— Start —

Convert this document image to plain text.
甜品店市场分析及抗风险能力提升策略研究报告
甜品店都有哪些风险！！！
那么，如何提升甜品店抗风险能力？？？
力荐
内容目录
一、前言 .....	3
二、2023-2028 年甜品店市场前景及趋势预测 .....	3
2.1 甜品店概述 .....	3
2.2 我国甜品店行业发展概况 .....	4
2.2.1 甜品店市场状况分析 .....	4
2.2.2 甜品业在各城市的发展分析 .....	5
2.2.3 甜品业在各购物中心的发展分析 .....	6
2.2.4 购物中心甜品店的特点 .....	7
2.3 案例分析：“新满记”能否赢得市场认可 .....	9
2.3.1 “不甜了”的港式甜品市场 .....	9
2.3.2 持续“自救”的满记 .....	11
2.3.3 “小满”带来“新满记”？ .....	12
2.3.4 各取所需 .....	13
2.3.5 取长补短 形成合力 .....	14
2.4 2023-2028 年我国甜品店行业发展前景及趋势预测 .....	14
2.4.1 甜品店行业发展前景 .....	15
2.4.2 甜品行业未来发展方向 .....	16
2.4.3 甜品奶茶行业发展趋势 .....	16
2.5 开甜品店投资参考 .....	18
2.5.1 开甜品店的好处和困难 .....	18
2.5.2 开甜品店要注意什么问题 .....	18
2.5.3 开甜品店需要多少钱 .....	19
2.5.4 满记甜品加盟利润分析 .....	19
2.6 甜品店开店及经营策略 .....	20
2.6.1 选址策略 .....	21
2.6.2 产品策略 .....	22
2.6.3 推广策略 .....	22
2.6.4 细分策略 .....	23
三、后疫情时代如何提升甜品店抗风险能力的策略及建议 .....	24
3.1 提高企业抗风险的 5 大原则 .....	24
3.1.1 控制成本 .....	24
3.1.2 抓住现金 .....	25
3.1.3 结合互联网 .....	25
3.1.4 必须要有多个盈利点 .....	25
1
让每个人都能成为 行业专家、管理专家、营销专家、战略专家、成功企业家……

— End —

Every record above should be copied exactly.

Convert this document image to plain text.
甜品店市场分析及抗风险能力提升策略研究报告
甜品店都有哪些风险！！！
那么，如何提升甜品店抗风险能力？？？
力荐
内容目录
一、前言 .....	3
二、2023-2028 年甜品店市场前景及趋势预测 .....	3
2.1 甜品店概述 .....	3
2.2 我国甜品店行业发展概况 .....	4
2.2.1 甜品店市场状况分析 .....	4
2.2.2 甜品业在各城市的发展分析 .....	5
2.2.3 甜品业在各购物中心的发展分析 .....	6
2.2.4 购物中心甜品店的特点 .....	7
2.3 案例分析：“新满记”能否赢得市场认可 .....	9
2.3.1 “不甜了”的港式甜品市场 .....	9
2.3.2 持续“自救”的满记 .....	11
2.3.3 “小满”带来“新满记”？ .....	12
2.3.4 各取所需 .....	13
2.3.5 取长补短 形成合力 .....	14
2.4 2023-2028 年我国甜品店行业发展前景及趋势预测 .....	14
2.4.1 甜品店行业发展前景 .....	15
2.4.2 甜品行业未来发展方向 .....	16
2.4.3 甜品奶茶行业发展趋势 .....	16
2.5 开甜品店投资参考 .....	18
2.5.1 开甜品店的好处和困难 .....	18
2.5.2 开甜品店要注意什么问题 .....	18
2.5.3 开甜品店需要多少钱 .....	19
2.5.4 满记甜品加盟利润分析 .....	19
2.6 甜品店开店及经营策略 .....	20
2.6.1 选址策略 .....	21
2.6.2 产品策略 .....	22
2.6.3 推广策略 .....	22
2.6.4 细分策略 .....	23
三、后疫情时代如何提升甜品店抗风险能力的策略及建议 .....	24
3.1 提高企业抗风险的 5 大原则 .....	24
3.1.1 控制成本 .....	24
3.1.2 抓住现金 .....	25
3.1.3 结合互联网 .....	25
3.1.4 必须要有多个盈利点 .....	25
1
让每个人都能成为 行业专家、管理专家、营销专家、战略专家、成功企业家……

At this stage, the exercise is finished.